TASK OBJECTIVE: Search the data for the string "this" and gather each line it is in.

EXCERPTED DATA:
..........

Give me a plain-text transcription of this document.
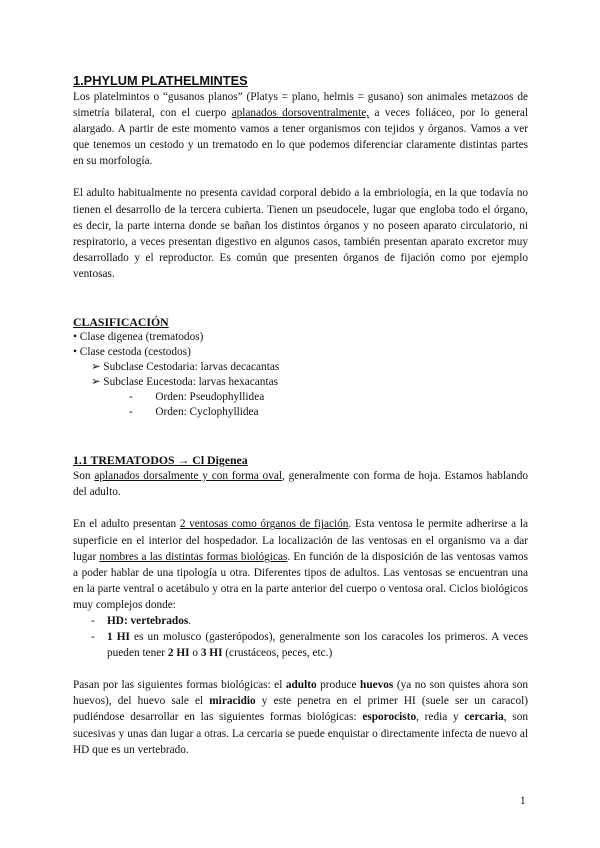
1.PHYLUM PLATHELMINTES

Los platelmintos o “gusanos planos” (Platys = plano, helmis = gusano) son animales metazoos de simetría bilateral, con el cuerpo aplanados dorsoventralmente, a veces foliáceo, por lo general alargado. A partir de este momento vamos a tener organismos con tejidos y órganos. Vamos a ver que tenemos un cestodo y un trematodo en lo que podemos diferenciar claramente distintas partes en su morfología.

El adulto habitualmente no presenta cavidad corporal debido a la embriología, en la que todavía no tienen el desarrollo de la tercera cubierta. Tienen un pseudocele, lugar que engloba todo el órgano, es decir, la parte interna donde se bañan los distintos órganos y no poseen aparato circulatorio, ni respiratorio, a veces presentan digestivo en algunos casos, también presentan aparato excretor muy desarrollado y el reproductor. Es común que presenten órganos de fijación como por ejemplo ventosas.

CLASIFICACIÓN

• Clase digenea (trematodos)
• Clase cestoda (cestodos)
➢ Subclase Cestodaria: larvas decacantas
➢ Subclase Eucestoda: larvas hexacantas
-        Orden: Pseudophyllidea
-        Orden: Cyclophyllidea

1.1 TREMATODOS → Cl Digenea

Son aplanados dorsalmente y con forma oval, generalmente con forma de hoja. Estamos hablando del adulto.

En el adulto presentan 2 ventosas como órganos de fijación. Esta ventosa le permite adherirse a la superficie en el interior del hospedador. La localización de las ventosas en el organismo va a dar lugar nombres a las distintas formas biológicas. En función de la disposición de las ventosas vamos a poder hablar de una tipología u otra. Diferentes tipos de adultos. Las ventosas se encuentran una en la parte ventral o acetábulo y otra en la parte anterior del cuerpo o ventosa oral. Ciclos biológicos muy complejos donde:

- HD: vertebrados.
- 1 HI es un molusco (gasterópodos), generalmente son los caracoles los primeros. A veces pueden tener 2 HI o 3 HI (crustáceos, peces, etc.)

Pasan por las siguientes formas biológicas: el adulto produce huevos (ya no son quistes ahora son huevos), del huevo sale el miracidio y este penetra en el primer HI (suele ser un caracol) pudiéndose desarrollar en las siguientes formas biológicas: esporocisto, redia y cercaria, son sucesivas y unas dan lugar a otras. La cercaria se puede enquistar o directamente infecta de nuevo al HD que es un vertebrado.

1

..........

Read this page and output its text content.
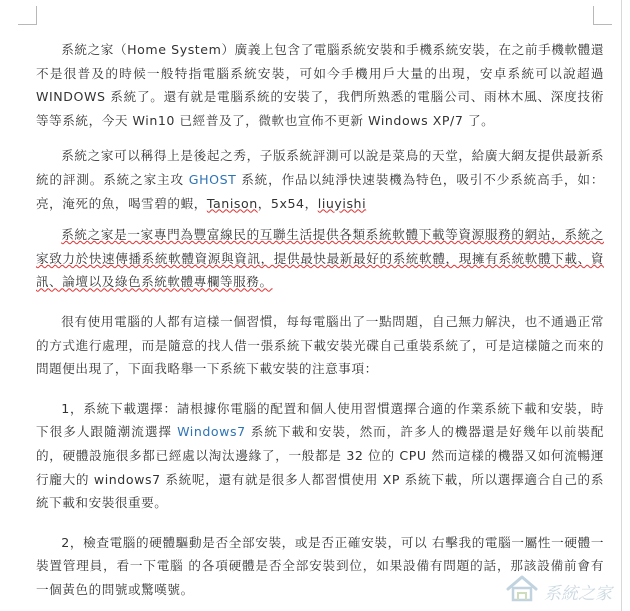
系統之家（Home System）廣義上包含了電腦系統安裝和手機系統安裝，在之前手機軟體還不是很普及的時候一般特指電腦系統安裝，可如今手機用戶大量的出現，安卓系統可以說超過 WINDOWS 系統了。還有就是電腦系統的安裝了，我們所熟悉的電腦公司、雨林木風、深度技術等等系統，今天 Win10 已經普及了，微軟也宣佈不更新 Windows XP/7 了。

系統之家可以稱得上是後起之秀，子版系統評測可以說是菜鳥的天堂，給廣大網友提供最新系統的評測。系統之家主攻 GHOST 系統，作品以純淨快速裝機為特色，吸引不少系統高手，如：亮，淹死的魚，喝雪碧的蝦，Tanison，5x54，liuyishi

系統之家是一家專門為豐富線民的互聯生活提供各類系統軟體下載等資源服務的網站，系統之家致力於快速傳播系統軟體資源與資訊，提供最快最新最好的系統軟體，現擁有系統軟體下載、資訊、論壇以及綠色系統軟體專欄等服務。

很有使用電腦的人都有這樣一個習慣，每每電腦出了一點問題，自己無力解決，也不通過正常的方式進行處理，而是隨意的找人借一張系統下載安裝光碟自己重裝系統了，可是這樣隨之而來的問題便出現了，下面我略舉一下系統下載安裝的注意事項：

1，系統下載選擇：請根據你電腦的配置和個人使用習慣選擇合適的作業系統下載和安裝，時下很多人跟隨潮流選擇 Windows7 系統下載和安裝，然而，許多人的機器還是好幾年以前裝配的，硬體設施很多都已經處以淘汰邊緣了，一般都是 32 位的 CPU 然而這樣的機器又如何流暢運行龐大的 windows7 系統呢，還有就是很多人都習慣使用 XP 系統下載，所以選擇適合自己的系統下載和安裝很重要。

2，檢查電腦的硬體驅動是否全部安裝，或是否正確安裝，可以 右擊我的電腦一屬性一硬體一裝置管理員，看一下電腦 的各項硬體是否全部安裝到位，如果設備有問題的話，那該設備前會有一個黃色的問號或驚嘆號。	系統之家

..........

RESULT OF THE TASK:
Give me a plain-text transcription of this document.
Read this page and output its text content.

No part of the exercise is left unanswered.